PROVIDED RECORDS:

BEGIN

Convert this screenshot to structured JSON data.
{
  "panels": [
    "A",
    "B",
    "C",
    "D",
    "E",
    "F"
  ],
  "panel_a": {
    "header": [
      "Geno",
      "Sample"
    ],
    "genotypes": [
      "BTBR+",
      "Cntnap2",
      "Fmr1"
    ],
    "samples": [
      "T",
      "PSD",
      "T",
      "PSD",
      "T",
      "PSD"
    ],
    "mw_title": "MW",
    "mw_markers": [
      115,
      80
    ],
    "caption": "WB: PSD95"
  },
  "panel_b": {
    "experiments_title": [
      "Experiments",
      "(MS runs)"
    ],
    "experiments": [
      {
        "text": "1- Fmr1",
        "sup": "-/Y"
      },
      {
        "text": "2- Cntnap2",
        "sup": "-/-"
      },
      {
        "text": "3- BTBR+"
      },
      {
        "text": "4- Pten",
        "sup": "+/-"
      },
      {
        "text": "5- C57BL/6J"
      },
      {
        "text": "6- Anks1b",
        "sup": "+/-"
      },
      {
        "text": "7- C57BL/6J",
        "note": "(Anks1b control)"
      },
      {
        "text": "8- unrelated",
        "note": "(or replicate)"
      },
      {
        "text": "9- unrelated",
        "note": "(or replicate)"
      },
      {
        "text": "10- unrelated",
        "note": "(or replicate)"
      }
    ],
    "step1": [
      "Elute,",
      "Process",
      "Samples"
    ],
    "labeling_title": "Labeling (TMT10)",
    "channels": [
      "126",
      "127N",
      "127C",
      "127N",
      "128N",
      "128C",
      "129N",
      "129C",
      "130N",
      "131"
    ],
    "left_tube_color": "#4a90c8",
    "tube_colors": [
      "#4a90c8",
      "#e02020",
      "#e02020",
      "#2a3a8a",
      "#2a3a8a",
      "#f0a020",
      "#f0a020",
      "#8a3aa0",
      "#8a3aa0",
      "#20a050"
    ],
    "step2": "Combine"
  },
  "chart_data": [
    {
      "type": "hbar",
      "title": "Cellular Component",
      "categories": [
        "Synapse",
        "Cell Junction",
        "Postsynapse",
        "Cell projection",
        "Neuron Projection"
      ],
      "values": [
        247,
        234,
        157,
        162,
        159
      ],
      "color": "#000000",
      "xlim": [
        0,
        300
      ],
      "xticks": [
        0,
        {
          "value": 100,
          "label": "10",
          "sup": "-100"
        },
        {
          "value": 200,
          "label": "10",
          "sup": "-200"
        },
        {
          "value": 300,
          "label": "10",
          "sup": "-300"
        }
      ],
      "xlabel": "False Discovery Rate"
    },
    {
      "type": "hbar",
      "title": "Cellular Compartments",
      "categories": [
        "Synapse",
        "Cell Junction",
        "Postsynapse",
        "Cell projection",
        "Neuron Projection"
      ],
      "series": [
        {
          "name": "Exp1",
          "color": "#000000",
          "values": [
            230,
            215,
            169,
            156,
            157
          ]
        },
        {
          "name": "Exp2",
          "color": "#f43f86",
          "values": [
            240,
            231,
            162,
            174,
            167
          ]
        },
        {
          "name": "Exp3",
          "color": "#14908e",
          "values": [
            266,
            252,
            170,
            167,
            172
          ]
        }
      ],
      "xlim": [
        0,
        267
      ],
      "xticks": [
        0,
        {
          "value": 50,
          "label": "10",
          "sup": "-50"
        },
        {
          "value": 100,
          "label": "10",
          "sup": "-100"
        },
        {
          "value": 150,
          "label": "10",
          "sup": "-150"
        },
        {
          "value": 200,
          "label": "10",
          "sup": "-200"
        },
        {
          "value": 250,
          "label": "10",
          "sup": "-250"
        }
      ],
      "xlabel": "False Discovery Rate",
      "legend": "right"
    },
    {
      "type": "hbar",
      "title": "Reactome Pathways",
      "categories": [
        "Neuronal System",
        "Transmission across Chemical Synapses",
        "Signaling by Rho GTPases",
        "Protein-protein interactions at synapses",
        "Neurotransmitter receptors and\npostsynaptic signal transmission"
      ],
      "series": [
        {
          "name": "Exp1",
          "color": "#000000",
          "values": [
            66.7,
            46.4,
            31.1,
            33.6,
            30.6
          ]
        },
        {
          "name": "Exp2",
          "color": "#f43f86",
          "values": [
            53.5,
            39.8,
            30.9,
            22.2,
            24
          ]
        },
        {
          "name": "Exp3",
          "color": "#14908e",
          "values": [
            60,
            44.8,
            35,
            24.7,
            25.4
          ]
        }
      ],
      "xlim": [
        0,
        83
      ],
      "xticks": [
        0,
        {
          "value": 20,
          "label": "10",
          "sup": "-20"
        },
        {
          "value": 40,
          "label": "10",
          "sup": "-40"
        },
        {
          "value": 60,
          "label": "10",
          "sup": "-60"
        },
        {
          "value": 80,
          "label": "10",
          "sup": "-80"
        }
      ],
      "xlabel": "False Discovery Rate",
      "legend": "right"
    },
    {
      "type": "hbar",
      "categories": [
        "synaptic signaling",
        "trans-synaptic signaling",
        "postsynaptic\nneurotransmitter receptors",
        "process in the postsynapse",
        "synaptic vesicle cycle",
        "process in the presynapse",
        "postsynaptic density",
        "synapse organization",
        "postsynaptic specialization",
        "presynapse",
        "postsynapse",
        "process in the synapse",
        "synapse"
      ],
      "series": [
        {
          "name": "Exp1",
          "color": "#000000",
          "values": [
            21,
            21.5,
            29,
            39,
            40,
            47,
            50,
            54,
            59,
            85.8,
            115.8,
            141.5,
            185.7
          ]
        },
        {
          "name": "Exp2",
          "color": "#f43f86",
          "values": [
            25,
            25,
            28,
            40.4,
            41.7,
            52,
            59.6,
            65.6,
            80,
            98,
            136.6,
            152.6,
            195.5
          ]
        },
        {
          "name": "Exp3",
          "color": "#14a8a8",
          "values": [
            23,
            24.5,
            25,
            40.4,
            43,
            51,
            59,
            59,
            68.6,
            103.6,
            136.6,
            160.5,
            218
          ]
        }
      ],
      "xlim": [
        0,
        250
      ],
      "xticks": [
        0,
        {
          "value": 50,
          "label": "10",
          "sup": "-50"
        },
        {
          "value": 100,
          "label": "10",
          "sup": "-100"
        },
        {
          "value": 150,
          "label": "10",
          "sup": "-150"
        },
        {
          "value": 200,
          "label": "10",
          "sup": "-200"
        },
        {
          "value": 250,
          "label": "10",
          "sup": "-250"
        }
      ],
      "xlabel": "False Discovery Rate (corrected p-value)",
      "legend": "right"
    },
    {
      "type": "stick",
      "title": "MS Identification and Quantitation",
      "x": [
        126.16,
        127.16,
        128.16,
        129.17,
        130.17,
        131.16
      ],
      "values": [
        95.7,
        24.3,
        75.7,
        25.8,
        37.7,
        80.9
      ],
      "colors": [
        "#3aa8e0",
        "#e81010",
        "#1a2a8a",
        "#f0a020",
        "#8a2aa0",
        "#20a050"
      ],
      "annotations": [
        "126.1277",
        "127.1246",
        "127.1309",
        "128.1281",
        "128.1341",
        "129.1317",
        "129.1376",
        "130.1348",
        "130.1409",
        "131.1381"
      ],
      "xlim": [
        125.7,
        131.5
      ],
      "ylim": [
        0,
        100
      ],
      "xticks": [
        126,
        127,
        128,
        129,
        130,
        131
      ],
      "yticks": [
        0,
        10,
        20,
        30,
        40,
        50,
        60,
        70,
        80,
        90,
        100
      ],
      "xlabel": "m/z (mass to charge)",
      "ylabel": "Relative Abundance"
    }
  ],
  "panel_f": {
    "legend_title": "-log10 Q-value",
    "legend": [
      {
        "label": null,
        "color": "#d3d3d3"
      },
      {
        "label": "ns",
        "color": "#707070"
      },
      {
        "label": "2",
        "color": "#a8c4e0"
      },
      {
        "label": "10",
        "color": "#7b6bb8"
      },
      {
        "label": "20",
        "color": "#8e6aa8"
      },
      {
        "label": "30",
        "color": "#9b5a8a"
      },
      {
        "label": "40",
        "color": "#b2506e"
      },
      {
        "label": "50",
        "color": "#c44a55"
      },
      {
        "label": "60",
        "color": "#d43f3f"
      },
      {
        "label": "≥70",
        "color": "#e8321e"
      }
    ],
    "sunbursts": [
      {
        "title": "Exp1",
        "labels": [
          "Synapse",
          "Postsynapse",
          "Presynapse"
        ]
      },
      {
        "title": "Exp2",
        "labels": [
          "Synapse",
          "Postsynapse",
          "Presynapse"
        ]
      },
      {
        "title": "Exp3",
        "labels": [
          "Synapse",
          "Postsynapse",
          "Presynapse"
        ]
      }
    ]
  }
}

END

TASK DIRECTIONS: Where a line of the records above holds the word "Discovery", copy that line.

WORKED SOLUTION:
      "xlabel": "False Discovery Rate"
      "xlabel": "False Discovery Rate",
      "xlabel": "False Discovery Rate",
      "xlabel": "False Discovery Rate (corrected p-value)",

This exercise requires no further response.